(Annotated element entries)
○ ○ ○

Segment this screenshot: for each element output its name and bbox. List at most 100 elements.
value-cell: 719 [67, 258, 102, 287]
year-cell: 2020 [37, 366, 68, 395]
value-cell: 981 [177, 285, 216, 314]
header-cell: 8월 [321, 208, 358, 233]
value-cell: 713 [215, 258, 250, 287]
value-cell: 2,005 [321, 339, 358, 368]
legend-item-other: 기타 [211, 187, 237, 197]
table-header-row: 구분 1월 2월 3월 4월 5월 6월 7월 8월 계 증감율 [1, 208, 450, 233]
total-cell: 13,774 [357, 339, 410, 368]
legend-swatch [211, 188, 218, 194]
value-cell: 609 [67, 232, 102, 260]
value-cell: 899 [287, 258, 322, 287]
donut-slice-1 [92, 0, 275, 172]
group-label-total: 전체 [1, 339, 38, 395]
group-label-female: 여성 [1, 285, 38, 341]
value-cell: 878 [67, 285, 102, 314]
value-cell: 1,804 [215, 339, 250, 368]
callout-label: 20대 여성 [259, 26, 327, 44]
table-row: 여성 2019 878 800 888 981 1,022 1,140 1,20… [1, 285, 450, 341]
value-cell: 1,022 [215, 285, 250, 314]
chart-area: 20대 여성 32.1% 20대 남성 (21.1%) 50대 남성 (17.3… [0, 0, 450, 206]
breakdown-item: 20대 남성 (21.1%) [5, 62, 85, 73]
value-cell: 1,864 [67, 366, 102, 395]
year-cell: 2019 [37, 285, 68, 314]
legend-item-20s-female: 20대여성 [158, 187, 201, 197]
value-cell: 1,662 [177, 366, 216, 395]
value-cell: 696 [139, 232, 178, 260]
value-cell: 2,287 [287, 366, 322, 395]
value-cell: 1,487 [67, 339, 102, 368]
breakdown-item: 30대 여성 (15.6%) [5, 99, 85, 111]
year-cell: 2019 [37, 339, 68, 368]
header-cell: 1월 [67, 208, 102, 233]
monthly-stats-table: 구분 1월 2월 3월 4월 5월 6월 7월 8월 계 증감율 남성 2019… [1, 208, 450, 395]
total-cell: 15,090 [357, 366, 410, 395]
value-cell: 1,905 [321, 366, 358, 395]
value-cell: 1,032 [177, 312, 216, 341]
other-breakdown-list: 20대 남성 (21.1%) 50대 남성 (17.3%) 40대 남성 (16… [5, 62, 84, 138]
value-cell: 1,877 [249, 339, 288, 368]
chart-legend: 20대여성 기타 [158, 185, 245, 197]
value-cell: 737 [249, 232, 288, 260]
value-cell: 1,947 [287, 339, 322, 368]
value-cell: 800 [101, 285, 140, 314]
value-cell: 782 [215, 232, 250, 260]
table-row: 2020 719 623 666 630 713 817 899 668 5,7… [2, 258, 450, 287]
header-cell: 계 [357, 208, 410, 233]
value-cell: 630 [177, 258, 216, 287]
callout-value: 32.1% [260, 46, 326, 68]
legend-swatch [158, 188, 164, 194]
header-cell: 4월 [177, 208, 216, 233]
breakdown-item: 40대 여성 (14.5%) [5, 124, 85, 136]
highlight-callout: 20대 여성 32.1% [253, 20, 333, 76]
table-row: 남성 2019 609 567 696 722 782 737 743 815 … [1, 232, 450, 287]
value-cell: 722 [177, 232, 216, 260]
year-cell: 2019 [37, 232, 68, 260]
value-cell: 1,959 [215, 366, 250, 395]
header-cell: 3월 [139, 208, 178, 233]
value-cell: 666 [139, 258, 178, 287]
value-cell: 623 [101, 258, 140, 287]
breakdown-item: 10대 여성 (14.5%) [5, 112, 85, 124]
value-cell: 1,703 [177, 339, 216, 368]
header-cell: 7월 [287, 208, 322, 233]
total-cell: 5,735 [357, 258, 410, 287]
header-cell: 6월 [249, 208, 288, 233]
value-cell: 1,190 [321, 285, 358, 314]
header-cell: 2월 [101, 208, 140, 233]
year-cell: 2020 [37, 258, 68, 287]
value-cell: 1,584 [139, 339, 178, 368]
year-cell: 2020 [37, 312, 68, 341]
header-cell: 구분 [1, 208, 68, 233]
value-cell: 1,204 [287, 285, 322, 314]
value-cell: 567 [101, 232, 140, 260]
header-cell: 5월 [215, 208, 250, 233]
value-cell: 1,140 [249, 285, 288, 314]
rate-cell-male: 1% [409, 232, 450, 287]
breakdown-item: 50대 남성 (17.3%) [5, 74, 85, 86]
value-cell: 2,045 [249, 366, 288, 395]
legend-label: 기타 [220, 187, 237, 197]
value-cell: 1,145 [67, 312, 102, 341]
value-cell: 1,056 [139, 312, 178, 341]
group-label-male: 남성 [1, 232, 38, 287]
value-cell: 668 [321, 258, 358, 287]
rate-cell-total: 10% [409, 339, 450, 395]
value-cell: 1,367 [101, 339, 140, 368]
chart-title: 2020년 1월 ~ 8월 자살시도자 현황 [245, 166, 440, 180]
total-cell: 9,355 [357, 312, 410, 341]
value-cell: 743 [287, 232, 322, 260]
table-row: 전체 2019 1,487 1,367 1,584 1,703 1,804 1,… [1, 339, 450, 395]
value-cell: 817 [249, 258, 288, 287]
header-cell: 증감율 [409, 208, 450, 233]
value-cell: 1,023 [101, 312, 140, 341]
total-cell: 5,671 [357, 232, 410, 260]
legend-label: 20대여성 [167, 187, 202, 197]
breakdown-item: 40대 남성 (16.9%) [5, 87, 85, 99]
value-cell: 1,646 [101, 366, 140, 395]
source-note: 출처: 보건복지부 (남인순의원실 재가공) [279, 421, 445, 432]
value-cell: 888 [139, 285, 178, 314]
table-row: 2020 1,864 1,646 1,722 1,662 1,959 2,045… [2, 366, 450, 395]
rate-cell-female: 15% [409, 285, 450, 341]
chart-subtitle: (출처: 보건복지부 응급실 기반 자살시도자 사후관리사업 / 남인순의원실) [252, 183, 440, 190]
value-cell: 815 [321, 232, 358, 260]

○ ○ ○

▶ **EXERCISE REQUIREMENTS**
Give the number of lines above that contain the string "item", matching case exactly. Reply with the number alone.

▶ **WRITTEN SOLUTION**
8